Exercise: Gather all lines containing the string "this" and copy them out.

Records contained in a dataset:
╭──
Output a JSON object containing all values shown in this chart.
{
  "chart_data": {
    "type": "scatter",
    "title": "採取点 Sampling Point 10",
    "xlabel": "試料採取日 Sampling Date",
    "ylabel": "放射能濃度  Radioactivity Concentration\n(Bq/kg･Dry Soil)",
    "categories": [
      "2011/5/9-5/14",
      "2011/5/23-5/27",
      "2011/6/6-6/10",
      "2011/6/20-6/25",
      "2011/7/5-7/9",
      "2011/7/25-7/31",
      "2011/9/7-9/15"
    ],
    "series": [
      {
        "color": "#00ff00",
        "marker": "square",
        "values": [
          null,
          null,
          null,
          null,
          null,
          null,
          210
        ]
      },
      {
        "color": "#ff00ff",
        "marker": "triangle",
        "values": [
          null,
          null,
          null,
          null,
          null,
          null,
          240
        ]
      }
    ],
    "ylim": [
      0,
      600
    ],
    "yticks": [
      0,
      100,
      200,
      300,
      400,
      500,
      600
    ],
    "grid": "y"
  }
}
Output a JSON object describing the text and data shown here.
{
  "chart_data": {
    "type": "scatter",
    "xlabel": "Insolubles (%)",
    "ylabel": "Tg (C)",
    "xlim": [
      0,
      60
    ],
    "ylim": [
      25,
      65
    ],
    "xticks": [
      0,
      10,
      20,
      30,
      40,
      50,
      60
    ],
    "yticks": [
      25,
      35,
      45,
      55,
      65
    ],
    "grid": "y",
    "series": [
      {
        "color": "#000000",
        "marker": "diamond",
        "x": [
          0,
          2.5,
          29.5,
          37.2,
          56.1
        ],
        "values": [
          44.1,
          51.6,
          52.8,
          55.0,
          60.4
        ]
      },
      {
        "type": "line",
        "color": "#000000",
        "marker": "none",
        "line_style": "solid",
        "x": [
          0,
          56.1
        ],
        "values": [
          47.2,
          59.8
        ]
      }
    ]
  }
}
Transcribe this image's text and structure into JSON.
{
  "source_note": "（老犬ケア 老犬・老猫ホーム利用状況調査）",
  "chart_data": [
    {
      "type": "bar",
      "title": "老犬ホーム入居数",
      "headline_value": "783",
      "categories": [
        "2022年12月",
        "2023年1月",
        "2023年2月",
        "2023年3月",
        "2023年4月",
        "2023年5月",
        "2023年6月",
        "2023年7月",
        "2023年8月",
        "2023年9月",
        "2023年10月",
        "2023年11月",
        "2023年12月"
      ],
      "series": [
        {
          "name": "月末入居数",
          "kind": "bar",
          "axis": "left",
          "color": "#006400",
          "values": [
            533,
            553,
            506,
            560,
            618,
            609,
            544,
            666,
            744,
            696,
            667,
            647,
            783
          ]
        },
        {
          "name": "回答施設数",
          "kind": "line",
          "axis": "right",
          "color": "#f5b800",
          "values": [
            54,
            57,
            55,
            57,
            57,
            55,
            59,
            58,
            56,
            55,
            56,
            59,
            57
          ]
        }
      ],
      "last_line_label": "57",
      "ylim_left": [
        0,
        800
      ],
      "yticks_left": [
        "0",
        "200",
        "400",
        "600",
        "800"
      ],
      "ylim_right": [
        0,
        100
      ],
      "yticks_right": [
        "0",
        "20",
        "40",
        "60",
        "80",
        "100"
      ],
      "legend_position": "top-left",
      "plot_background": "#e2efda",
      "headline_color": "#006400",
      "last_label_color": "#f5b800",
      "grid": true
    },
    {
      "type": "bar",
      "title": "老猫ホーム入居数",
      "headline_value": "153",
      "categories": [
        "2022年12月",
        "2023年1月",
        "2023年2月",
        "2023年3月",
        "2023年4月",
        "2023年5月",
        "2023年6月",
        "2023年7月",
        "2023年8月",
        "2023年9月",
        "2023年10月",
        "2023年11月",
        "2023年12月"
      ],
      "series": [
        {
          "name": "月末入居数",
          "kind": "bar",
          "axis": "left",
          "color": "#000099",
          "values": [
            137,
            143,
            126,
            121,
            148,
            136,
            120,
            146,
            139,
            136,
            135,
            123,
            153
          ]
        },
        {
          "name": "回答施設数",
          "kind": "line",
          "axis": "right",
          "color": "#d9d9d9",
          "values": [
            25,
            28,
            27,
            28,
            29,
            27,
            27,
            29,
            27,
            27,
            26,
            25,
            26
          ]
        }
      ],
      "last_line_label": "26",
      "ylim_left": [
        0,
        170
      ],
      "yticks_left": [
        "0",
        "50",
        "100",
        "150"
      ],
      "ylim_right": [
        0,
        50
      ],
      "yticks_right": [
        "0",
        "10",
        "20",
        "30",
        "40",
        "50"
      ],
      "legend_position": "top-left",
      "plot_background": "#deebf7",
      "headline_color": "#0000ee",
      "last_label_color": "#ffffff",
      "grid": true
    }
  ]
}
╰──
Response to the exercise:
Output a JSON object containing all values shown in this chart.
Transcribe this image's text and structure into JSON.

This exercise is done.